Según el texto sobre Vivian Mary Hartley, ¿dónde recibió ella su educación cuando era niña?

Texto =>
◆ ◆ ◆ ◆

Vivian Mary Hartley, actriz británica, de bellísima consonancia armónica, rasgos delicados, su mirada de ojos verdes era un deleite para todos los que la conocieron y un transmisor de sensaciones para la pantalla aunque lo cierto es que delataban su bipolaridad, su tendencia maníaco-depresiva y sus delirios paranoides. El atrayente magnetismo que produce la locura en los profanos en materia psiquiátrica era su arma inconsciente de seducción.
De niña recibió una rígida y estricta educación en un internado católico escocés, su mamá así lo decidió para inculcarle una disciplina que arraigo fuertemente en su carácter. Pulcra in extremis, ordenada y muy autosuficiente eran otros rasgos que evidenciaban su patología y que hallaron en el internado un medio favorecedor para potenciar esas características.
Una compañera de internado, que posteriormente también fue actriz, Maureen O’Sullivan, protagonista de la saga de Tarzán, y mamá de otra actriz, Mia Farrow, la recordaba como una niña excepcionalmente dotada para el teatro y con una apabullante y sospechosa seguridad en sí misma. En una ocasión se les preguntó, a qué se dedicarían cuando fueron adultas, en esa edad es frecuente en la comunicación verbal utilizar el modo condicional y/o el subjuntivo porque los rasgos de la personalidad se van configurando paulatinamente, sin embargo, la niña Vivian, clavó su mirada en la maestra y en sus compañeras y contundentemente afirmó:-Seré actriz-.
En sus delirios infantiles, se enamoró de su actor favorito, Leslie Howard,encarnó a Ashley Wilkes en la película: “Lo que el viento se llevó”, lo que la condujo inexorablemente a casarse con un señor de un parecido físico al actor escalofriante. Obviamente nunca lo amó profundamente tan sólo materializó su fantasía pueril.

◆ ◆ ◆ ◆

Datos proporcionados =>

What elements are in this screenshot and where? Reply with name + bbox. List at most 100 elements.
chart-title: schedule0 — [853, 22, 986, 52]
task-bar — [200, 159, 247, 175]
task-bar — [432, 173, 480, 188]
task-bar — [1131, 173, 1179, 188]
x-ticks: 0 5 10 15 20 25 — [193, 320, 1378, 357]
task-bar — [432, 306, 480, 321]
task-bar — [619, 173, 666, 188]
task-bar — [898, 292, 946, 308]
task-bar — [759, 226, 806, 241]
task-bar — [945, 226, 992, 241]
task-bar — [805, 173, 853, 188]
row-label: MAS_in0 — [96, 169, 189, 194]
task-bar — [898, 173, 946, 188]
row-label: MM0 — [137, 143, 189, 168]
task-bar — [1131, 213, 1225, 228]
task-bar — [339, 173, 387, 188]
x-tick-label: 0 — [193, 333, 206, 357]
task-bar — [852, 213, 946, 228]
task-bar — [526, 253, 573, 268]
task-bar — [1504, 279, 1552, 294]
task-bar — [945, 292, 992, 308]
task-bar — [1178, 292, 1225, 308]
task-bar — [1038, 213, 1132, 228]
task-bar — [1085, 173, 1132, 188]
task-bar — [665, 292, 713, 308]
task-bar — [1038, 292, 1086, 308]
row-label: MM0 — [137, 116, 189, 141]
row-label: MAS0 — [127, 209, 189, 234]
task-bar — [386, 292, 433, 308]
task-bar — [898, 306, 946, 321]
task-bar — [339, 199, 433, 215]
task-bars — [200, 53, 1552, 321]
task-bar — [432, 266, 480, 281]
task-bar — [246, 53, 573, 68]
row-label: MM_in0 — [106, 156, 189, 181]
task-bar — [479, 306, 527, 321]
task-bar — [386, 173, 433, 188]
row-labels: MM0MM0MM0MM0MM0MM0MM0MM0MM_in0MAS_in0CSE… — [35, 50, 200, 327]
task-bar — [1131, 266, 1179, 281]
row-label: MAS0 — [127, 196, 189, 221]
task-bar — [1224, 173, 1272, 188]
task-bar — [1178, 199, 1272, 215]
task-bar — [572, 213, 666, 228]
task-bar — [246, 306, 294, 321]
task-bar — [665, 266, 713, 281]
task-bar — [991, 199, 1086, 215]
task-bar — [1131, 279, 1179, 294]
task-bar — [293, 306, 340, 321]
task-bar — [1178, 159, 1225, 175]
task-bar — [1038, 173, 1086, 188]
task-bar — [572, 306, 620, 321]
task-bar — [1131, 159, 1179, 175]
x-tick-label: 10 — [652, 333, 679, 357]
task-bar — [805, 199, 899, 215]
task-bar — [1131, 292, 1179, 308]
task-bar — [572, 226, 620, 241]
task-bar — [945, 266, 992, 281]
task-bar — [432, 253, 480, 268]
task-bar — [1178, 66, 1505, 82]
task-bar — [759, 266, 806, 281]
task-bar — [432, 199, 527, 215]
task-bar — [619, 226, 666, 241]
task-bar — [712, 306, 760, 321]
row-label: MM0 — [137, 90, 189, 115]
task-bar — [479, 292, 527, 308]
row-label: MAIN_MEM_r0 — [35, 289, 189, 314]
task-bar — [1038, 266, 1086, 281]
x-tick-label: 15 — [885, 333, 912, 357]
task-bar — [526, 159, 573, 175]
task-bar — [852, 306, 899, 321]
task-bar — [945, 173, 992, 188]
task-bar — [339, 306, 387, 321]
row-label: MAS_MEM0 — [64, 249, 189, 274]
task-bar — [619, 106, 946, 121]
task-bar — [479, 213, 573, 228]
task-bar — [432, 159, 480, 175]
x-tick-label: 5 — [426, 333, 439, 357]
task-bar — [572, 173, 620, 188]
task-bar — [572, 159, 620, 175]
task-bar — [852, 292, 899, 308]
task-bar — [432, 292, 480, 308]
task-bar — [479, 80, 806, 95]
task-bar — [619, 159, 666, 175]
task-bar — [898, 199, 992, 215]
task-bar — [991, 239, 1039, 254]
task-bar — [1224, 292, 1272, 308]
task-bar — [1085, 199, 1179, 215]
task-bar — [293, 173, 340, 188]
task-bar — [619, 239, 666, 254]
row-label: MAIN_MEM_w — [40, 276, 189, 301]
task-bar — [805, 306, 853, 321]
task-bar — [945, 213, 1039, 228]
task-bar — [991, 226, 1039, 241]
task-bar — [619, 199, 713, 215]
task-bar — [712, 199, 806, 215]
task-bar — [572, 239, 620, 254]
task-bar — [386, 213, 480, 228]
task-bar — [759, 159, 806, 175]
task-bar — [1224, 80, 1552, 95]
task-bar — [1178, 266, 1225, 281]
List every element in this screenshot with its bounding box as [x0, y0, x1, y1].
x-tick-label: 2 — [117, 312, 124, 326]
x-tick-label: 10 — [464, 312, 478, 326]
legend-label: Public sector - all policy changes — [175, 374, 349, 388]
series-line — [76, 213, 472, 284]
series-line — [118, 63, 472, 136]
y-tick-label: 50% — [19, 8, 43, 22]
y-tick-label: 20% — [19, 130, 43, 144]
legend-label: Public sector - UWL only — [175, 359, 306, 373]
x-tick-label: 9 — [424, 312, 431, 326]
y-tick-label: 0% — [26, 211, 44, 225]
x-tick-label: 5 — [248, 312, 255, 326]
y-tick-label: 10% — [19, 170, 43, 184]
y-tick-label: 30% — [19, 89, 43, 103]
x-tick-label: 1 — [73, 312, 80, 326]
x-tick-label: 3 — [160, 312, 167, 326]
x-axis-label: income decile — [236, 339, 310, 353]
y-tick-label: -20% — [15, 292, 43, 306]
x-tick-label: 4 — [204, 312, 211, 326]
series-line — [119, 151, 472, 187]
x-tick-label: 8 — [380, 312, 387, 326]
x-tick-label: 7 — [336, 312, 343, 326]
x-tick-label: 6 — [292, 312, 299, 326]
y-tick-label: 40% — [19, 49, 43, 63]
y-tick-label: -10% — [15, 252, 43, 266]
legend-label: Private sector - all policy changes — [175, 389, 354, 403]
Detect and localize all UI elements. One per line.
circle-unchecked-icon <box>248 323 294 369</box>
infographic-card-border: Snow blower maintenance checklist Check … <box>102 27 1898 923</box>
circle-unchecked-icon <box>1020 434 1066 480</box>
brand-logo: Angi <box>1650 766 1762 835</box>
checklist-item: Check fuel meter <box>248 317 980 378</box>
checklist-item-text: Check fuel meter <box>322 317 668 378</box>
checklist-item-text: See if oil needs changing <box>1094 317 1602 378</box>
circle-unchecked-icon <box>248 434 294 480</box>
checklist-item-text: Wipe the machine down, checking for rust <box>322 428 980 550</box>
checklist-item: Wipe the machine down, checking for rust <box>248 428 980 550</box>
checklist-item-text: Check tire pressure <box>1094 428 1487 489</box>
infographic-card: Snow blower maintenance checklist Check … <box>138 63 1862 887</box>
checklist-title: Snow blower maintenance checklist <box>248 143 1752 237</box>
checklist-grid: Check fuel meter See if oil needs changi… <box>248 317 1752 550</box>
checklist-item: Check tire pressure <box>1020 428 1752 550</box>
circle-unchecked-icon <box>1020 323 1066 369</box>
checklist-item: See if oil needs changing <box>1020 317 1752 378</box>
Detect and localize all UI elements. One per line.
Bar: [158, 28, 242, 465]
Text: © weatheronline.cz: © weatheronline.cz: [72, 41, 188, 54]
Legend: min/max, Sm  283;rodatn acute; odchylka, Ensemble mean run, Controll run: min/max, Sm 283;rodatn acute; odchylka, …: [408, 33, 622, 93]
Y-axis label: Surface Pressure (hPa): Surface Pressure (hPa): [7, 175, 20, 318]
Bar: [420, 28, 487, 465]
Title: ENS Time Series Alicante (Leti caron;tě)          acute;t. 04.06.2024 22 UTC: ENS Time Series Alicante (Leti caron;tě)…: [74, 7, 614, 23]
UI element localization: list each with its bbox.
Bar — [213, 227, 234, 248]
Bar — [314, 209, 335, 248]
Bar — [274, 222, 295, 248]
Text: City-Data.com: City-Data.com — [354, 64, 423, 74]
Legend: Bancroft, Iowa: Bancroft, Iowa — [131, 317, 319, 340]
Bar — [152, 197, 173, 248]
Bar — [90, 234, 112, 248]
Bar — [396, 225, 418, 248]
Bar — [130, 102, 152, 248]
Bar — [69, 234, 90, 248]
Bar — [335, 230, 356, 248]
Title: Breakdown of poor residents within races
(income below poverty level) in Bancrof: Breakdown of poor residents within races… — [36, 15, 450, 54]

◆ ◆ ◆ ◆

Respuesta => En un internado católico escocés.